Task - Set all the material down again unchanged, without the pictures.

━━━ Provided entries

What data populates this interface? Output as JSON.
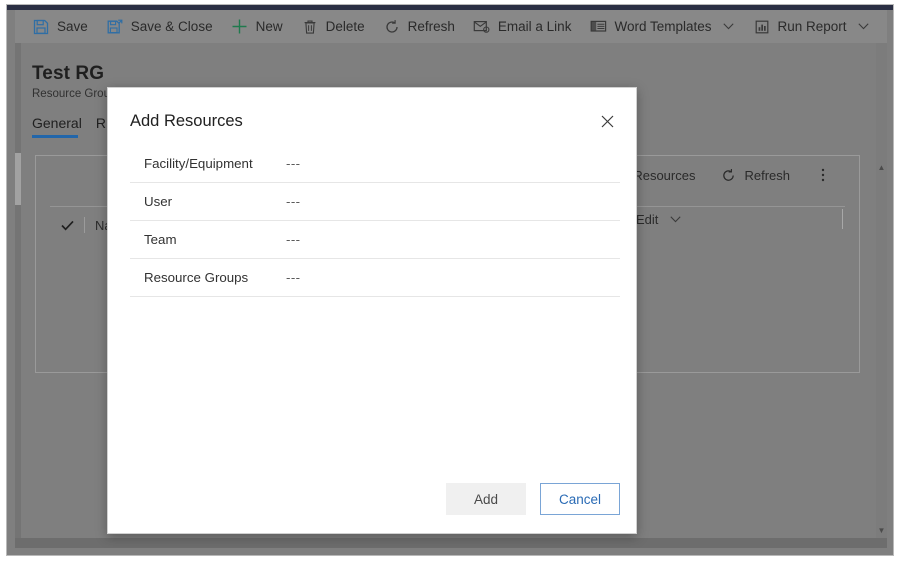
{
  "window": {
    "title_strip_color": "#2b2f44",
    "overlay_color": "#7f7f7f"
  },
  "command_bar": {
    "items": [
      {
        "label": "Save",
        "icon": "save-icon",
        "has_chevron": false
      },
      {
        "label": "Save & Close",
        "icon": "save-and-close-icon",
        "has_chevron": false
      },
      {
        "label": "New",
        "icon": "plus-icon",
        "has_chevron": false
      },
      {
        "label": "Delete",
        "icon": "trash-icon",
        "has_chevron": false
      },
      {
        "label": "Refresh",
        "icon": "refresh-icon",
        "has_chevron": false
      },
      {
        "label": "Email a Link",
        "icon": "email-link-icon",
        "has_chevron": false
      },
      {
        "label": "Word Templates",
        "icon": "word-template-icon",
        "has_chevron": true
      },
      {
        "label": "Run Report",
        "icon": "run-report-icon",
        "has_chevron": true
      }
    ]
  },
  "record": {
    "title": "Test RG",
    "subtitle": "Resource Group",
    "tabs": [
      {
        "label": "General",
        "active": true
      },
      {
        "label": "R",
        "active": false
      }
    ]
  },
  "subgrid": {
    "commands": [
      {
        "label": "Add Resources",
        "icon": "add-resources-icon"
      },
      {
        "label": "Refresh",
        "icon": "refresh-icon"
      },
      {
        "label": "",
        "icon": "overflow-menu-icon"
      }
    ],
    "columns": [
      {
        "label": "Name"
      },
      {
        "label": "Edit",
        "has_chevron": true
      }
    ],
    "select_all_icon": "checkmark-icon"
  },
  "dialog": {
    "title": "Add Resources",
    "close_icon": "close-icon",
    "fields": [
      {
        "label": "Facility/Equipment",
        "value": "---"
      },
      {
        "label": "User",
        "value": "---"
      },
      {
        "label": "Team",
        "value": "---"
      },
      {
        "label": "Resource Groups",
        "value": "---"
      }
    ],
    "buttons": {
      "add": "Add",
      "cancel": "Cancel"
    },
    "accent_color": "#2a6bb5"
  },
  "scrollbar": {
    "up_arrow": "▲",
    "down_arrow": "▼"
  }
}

━━━━━━

Exercise result -
What data populates this interface? Output as JSON.
{
  "window": {
    "title_strip_color": "#2b2f44",
    "overlay_color": "#7f7f7f"
  },
  "command_bar": {
    "items": [
      {
        "label": "Save",
        "icon": "save-icon",
        "has_chevron": false
      },
      {
        "label": "Save & Close",
        "icon": "save-and-close-icon",
        "has_chevron": false
      },
      {
        "label": "New",
        "icon": "plus-icon",
        "has_chevron": false
      },
      {
        "label": "Delete",
        "icon": "trash-icon",
        "has_chevron": false
      },
      {
        "label": "Refresh",
        "icon": "refresh-icon",
        "has_chevron": false
      },
      {
        "label": "Email a Link",
        "icon": "email-link-icon",
        "has_chevron": false
      },
      {
        "label": "Word Templates",
        "icon": "word-template-icon",
        "has_chevron": true
      },
      {
        "label": "Run Report",
        "icon": "run-report-icon",
        "has_chevron": true
      }
    ]
  },
  "record": {
    "title": "Test RG",
    "subtitle": "Resource Group",
    "tabs": [
      {
        "label": "General",
        "active": true
      },
      {
        "label": "R",
        "active": false
      }
    ]
  },
  "subgrid": {
    "commands": [
      {
        "label": "Add Resources",
        "icon": "add-resources-icon"
      },
      {
        "label": "Refresh",
        "icon": "refresh-icon"
      },
      {
        "label": "",
        "icon": "overflow-menu-icon"
      }
    ],
    "columns": [
      {
        "label": "Name"
      },
      {
        "label": "Edit",
        "has_chevron": true
      }
    ],
    "select_all_icon": "checkmark-icon"
  },
  "dialog": {
    "title": "Add Resources",
    "close_icon": "close-icon",
    "fields": [
      {
        "label": "Facility/Equipment",
        "value": "---"
      },
      {
        "label": "User",
        "value": "---"
      },
      {
        "label": "Team",
        "value": "---"
      },
      {
        "label": "Resource Groups",
        "value": "---"
      }
    ],
    "buttons": {
      "add": "Add",
      "cancel": "Cancel"
    },
    "accent_color": "#2a6bb5"
  },
  "scrollbar": {
    "up_arrow": "▲",
    "down_arrow": "▼"
  }
}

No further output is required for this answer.